### SET TASK
Transcribe, exactly as they appear, only the lines from the one holding "Give me the" through the end of the entries below.

### SUPPLIED MATERIAL
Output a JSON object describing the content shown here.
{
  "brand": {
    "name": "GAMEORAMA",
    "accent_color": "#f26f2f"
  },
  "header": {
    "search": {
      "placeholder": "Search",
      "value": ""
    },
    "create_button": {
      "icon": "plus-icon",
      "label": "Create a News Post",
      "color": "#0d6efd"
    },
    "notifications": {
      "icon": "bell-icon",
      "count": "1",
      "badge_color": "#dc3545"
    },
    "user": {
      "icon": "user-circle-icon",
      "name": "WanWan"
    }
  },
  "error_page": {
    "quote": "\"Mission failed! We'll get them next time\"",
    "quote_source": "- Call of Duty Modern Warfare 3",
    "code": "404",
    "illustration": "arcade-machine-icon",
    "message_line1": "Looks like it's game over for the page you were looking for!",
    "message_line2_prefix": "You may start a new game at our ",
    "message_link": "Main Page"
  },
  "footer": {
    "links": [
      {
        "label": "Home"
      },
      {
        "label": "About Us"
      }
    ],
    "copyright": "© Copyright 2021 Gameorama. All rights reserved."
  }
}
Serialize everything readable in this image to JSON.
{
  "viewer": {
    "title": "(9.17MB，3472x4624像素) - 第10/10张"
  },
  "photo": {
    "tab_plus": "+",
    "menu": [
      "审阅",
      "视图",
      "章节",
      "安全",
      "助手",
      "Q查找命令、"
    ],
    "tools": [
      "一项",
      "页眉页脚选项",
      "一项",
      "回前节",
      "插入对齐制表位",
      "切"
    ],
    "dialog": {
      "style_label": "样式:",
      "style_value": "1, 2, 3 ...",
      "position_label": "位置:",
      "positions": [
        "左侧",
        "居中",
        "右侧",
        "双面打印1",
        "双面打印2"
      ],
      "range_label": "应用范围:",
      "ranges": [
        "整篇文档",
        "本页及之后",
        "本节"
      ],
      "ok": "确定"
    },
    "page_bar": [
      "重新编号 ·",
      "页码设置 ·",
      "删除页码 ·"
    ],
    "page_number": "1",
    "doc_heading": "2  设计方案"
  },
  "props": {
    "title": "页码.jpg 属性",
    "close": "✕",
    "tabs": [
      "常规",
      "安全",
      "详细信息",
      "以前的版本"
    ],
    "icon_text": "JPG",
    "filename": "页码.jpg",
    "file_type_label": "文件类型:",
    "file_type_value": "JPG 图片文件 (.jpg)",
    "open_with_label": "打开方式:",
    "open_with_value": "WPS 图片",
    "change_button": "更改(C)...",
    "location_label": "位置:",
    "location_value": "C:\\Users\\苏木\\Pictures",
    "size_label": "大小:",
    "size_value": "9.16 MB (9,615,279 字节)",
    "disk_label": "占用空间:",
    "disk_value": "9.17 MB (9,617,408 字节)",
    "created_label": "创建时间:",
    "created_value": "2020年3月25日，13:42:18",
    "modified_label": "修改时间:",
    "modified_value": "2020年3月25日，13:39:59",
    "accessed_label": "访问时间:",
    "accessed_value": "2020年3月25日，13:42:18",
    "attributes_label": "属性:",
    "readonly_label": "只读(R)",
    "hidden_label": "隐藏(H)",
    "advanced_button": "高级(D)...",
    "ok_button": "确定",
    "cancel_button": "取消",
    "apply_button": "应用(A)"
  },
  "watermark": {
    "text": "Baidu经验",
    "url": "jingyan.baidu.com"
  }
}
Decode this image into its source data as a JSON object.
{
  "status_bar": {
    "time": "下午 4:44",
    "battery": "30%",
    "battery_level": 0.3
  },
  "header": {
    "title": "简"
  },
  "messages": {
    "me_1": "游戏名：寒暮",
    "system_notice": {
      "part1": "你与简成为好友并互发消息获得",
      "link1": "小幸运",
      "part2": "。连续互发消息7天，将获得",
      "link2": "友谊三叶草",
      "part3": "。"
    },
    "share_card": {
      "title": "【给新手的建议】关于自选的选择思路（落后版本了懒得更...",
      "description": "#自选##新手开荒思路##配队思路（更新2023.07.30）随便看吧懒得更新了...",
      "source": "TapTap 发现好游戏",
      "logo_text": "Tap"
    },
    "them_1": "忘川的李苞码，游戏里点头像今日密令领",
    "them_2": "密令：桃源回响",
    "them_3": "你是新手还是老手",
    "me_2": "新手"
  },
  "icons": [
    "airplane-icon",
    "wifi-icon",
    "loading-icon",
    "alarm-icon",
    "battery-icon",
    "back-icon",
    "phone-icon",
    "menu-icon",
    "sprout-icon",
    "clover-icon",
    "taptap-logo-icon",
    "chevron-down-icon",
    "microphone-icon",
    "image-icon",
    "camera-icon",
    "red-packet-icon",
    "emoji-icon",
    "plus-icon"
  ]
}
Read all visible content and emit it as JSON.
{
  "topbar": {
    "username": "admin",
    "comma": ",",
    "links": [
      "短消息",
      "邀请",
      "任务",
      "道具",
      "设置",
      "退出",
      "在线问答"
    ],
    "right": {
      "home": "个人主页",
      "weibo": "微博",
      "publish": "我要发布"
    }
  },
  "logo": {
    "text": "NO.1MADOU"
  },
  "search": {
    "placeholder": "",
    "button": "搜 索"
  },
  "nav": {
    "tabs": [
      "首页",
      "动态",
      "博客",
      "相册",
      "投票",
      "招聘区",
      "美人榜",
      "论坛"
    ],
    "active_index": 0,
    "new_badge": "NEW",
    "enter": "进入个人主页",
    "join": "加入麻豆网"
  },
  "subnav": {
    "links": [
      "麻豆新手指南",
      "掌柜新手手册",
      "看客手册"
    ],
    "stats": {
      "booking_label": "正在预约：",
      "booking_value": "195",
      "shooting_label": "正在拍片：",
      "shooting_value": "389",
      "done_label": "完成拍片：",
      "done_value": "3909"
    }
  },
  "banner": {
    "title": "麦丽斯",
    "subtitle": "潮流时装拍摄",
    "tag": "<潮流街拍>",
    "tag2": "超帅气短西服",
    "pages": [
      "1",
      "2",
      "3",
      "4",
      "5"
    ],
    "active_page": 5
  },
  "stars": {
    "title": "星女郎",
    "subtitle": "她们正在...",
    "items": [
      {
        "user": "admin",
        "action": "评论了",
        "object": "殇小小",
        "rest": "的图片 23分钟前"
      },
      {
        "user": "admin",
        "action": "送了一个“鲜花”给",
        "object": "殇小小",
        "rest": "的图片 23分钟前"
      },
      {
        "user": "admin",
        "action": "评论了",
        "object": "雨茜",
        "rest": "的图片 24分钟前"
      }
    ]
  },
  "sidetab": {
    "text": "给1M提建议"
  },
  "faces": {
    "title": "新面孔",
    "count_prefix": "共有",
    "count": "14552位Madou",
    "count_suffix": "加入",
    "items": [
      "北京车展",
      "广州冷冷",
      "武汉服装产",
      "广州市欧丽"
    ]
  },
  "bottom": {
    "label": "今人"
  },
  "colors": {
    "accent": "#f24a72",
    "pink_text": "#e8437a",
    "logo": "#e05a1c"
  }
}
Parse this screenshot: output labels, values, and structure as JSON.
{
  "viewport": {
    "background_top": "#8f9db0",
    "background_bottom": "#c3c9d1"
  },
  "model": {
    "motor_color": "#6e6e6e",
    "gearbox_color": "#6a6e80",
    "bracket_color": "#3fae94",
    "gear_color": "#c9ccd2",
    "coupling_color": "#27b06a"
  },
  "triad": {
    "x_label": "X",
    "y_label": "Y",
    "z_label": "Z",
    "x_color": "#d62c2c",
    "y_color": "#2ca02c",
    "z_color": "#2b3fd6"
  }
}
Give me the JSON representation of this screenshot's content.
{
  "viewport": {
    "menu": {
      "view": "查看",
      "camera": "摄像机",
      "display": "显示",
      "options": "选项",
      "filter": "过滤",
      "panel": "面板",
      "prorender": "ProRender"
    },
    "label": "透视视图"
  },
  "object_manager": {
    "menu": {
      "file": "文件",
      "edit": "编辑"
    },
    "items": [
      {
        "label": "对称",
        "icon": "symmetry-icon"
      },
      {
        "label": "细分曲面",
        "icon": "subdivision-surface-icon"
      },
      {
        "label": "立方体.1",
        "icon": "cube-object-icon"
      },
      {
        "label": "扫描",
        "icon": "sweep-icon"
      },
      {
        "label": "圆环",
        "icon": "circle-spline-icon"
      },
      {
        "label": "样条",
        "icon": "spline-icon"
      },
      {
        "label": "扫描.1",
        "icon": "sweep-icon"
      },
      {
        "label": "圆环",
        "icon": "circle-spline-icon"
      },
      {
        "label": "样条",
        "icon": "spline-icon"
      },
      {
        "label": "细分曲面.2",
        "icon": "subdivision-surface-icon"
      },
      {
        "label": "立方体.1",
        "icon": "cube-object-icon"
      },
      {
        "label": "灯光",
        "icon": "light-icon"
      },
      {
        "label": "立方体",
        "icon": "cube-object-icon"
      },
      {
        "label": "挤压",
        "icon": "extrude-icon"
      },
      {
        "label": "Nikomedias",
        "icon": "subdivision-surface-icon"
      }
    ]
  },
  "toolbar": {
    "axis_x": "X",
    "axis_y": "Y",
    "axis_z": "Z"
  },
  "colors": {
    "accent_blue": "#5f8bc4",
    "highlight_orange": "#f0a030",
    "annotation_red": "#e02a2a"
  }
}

### EXERCISE SOLUTION
Give me the JSON representation of this screenshot's content.
{
  "viewport": {
    "menu": {
      "view": "查看",
      "camera": "摄像机",
      "display": "显示",
      "options": "选项",
      "filter": "过滤",
      "panel": "面板",
      "prorender": "ProRender"
    },
    "label": "透视视图"
  },
  "object_manager": {
    "menu": {
      "file": "文件",
      "edit": "编辑"
    },
    "items": [
      {
        "label": "对称",
        "icon": "symmetry-icon"
      },
      {
        "label": "细分曲面",
        "icon": "subdivision-surface-icon"
      },
      {
        "label": "立方体.1",
        "icon": "cube-object-icon"
      },
      {
        "label": "扫描",
        "icon": "sweep-icon"
      },
      {
        "label": "圆环",
        "icon": "circle-spline-icon"
      },
      {
        "label": "样条",
        "icon": "spline-icon"
      },
      {
        "label": "扫描.1",
        "icon": "sweep-icon"
      },
      {
        "label": "圆环",
        "icon": "circle-spline-icon"
      },
      {
        "label": "样条",
        "icon": "spline-icon"
      },
      {
        "label": "细分曲面.2",
        "icon": "subdivision-surface-icon"
      },
      {
        "label": "立方体.1",
        "icon": "cube-object-icon"
      },
      {
        "label": "灯光",
        "icon": "light-icon"
      },
      {
        "label": "立方体",
        "icon": "cube-object-icon"
      },
      {
        "label": "挤压",
        "icon": "extrude-icon"
      },
      {
        "label": "Nikomedias",
        "icon": "subdivision-surface-icon"
      }
    ]
  },
  "toolbar": {
    "axis_x": "X",
    "axis_y": "Y",
    "axis_z": "Z"
  },
  "colors": {
    "accent_blue": "#5f8bc4",
    "highlight_orange": "#f0a030",
    "annotation_red": "#e02a2a"
  }
}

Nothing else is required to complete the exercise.